• [What is required]:
Give back exactly the lines running from the line with "Convert this document image to plain text." to the end of the entries, and only those lines.

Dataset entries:
:::::
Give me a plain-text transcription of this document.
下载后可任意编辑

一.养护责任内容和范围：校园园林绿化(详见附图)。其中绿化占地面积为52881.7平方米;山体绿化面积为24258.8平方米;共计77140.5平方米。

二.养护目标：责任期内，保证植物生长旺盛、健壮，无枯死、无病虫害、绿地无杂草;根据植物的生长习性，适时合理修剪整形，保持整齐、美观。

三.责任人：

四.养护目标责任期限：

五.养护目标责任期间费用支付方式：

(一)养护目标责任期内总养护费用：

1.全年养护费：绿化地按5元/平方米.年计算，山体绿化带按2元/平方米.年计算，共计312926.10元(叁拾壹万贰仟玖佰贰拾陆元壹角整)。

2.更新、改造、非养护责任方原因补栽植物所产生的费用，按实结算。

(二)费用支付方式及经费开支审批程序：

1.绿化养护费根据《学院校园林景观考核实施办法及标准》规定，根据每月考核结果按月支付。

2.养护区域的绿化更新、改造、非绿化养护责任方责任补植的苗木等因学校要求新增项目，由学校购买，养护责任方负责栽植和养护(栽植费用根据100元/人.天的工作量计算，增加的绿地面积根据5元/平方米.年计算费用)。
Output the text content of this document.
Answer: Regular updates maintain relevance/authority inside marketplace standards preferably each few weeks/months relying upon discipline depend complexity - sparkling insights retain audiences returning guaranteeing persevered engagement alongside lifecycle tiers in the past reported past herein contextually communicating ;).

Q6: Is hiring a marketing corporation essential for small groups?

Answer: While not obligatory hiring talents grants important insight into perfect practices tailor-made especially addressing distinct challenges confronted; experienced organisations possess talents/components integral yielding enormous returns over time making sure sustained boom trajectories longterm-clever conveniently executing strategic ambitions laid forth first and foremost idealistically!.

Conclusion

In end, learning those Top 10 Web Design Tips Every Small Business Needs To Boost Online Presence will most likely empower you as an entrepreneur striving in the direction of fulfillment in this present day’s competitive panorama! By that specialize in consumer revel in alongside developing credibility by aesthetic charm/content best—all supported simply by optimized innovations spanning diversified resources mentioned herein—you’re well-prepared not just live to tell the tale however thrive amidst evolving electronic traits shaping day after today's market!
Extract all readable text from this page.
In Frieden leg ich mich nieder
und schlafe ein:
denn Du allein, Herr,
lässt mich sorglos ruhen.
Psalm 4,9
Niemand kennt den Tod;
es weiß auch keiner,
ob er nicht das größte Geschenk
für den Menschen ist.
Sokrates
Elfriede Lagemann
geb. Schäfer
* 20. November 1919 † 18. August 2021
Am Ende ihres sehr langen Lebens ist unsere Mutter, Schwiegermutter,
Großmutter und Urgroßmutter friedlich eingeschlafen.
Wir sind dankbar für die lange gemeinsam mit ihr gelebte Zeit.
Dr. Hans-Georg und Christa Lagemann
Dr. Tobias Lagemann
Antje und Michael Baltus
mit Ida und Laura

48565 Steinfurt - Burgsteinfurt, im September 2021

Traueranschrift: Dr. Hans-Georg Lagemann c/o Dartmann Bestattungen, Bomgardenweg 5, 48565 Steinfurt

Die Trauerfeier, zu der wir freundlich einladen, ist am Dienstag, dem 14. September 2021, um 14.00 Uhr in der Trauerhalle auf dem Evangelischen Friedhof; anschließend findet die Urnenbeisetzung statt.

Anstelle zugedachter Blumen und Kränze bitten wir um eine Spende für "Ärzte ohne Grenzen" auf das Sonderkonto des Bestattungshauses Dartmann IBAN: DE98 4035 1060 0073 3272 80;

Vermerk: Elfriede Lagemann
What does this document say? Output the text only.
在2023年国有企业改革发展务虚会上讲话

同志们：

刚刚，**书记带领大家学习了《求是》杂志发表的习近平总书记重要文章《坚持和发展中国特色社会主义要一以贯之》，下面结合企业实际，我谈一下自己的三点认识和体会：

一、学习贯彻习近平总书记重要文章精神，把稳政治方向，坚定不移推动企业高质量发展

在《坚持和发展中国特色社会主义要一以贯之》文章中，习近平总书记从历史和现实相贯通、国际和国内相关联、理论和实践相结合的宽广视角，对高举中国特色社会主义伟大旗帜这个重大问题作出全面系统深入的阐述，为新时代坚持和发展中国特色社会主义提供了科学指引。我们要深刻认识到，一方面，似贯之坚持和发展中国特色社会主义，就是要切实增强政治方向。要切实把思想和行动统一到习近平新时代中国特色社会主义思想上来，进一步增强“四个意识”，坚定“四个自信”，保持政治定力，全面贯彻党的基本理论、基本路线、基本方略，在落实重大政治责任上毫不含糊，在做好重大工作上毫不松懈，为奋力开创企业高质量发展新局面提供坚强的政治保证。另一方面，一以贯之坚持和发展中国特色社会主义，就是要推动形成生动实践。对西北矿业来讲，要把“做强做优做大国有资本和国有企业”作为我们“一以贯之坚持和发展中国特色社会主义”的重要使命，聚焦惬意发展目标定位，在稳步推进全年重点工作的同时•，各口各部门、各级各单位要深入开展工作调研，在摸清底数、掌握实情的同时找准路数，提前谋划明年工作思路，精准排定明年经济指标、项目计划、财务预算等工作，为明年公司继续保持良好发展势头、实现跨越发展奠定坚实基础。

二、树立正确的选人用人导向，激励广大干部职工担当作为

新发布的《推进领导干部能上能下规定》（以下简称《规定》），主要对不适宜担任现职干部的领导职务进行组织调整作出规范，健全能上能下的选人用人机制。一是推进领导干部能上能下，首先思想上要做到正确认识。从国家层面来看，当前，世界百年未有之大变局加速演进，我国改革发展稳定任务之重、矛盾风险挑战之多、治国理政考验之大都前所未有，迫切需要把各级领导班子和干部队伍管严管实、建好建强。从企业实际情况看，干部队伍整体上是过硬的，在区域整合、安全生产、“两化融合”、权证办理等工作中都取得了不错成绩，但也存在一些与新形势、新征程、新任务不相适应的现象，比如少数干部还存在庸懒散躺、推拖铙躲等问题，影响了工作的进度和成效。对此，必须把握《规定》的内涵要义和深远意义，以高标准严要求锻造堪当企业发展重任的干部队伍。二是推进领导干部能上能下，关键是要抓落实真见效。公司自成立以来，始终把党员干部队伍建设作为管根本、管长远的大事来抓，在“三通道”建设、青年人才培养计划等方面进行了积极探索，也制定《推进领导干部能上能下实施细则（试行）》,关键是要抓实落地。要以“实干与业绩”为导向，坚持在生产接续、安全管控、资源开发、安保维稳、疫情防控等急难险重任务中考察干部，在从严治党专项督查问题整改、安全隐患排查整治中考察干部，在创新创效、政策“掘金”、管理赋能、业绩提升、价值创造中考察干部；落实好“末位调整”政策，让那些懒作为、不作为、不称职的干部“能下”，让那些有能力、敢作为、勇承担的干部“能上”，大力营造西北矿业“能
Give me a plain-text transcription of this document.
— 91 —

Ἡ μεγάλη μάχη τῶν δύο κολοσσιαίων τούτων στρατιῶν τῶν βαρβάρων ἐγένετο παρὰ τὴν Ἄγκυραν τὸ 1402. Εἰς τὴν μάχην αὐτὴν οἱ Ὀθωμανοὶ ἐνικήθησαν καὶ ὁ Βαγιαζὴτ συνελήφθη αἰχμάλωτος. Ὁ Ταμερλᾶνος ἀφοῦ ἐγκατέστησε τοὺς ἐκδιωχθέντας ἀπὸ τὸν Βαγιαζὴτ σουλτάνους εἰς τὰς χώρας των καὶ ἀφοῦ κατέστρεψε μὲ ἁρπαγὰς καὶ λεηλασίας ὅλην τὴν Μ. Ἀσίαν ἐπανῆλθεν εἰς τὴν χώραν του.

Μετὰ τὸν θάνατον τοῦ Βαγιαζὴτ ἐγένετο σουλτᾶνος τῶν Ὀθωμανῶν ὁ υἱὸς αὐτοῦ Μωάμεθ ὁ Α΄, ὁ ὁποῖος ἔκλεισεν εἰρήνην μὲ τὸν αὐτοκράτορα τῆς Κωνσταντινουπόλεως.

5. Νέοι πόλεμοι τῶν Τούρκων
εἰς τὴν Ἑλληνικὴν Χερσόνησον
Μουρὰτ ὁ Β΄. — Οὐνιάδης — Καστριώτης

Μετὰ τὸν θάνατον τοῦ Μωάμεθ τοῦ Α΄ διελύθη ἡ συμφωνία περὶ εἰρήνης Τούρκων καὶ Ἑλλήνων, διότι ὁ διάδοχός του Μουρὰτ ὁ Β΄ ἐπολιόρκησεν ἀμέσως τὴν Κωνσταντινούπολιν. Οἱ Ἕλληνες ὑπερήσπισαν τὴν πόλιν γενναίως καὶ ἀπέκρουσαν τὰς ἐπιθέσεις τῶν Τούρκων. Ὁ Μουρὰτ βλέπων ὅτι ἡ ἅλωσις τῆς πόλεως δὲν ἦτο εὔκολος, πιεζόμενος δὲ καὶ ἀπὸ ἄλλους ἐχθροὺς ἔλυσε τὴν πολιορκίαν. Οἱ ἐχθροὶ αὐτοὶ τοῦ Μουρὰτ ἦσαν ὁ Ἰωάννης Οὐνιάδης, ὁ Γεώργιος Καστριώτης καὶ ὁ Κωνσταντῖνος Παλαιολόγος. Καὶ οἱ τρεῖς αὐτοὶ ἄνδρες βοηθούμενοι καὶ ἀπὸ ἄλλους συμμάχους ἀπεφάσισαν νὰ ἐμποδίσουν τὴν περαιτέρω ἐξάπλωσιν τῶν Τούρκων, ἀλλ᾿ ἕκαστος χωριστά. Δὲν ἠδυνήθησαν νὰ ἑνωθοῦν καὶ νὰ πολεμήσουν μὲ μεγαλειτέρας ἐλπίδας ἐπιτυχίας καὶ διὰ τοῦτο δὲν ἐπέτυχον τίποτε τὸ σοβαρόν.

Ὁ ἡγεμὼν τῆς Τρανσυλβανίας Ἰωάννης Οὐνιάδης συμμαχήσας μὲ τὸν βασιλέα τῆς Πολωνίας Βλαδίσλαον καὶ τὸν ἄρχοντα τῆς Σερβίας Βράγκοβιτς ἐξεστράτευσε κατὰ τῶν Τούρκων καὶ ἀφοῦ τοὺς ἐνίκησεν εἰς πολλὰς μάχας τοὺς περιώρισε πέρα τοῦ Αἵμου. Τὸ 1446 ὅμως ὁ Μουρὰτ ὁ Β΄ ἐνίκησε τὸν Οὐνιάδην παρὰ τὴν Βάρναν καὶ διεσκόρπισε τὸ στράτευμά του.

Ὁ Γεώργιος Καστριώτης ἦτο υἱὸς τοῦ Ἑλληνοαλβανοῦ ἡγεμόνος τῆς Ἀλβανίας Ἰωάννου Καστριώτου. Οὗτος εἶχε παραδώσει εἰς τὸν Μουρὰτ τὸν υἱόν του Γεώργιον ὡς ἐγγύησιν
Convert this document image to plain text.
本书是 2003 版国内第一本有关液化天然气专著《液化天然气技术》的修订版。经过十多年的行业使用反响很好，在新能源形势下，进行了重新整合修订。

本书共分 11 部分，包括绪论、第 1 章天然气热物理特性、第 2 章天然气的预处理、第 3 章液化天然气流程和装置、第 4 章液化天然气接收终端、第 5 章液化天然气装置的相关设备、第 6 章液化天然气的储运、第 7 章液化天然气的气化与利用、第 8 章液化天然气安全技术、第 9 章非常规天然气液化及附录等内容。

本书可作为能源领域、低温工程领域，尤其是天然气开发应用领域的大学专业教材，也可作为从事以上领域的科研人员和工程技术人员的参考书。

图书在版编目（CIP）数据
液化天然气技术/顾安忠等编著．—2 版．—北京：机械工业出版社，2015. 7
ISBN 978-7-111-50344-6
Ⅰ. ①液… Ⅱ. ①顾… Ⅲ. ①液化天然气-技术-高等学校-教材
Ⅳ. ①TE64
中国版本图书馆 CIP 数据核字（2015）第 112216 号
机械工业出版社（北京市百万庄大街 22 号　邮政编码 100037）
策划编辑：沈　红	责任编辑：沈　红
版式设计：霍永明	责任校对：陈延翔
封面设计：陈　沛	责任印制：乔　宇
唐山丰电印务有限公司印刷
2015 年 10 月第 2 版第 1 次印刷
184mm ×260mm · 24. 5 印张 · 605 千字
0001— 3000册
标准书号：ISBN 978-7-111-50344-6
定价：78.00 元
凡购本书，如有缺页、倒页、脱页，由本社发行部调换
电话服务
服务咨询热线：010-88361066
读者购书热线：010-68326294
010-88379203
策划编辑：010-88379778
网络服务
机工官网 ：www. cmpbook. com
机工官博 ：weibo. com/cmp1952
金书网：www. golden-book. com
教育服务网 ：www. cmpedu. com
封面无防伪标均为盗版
:::::
• [Answer in full]:
Convert this document image to plain text.
本书是 2003 版国内第一本有关液化天然气专著《液化天然气技术》的修订版。经过十多年的行业使用反响很好，在新能源形势下，进行了重新整合修订。

本书共分 11 部分，包括绪论、第 1 章天然气热物理特性、第 2 章天然气的预处理、第 3 章液化天然气流程和装置、第 4 章液化天然气接收终端、第 5 章液化天然气装置的相关设备、第 6 章液化天然气的储运、第 7 章液化天然气的气化与利用、第 8 章液化天然气安全技术、第 9 章非常规天然气液化及附录等内容。

本书可作为能源领域、低温工程领域，尤其是天然气开发应用领域的大学专业教材，也可作为从事以上领域的科研人员和工程技术人员的参考书。

图书在版编目（CIP）数据
液化天然气技术/顾安忠等编著．—2 版．—北京：机械工业出版社，2015. 7
ISBN 978-7-111-50344-6
Ⅰ. ①液… Ⅱ. ①顾… Ⅲ. ①液化天然气-技术-高等学校-教材
Ⅳ. ①TE64
中国版本图书馆 CIP 数据核字（2015）第 112216 号
机械工业出版社（北京市百万庄大街 22 号　邮政编码 100037）
策划编辑：沈　红	责任编辑：沈　红
版式设计：霍永明	责任校对：陈延翔
封面设计：陈　沛	责任印制：乔　宇
唐山丰电印务有限公司印刷
2015 年 10 月第 2 版第 1 次印刷
184mm ×260mm · 24. 5 印张 · 605 千字
0001— 3000册
标准书号：ISBN 978-7-111-50344-6
定价：78.00 元
凡购本书，如有缺页、倒页、脱页，由本社发行部调换
电话服务
服务咨询热线：010-88361066
读者购书热线：010-68326294
010-88379203
策划编辑：010-88379778
网络服务
机工官网 ：www. cmpbook. com
机工官博 ：weibo. com/cmp1952
金书网：www. golden-book. com
教育服务网 ：www. cmpedu. com
封面无防伪标均为盗版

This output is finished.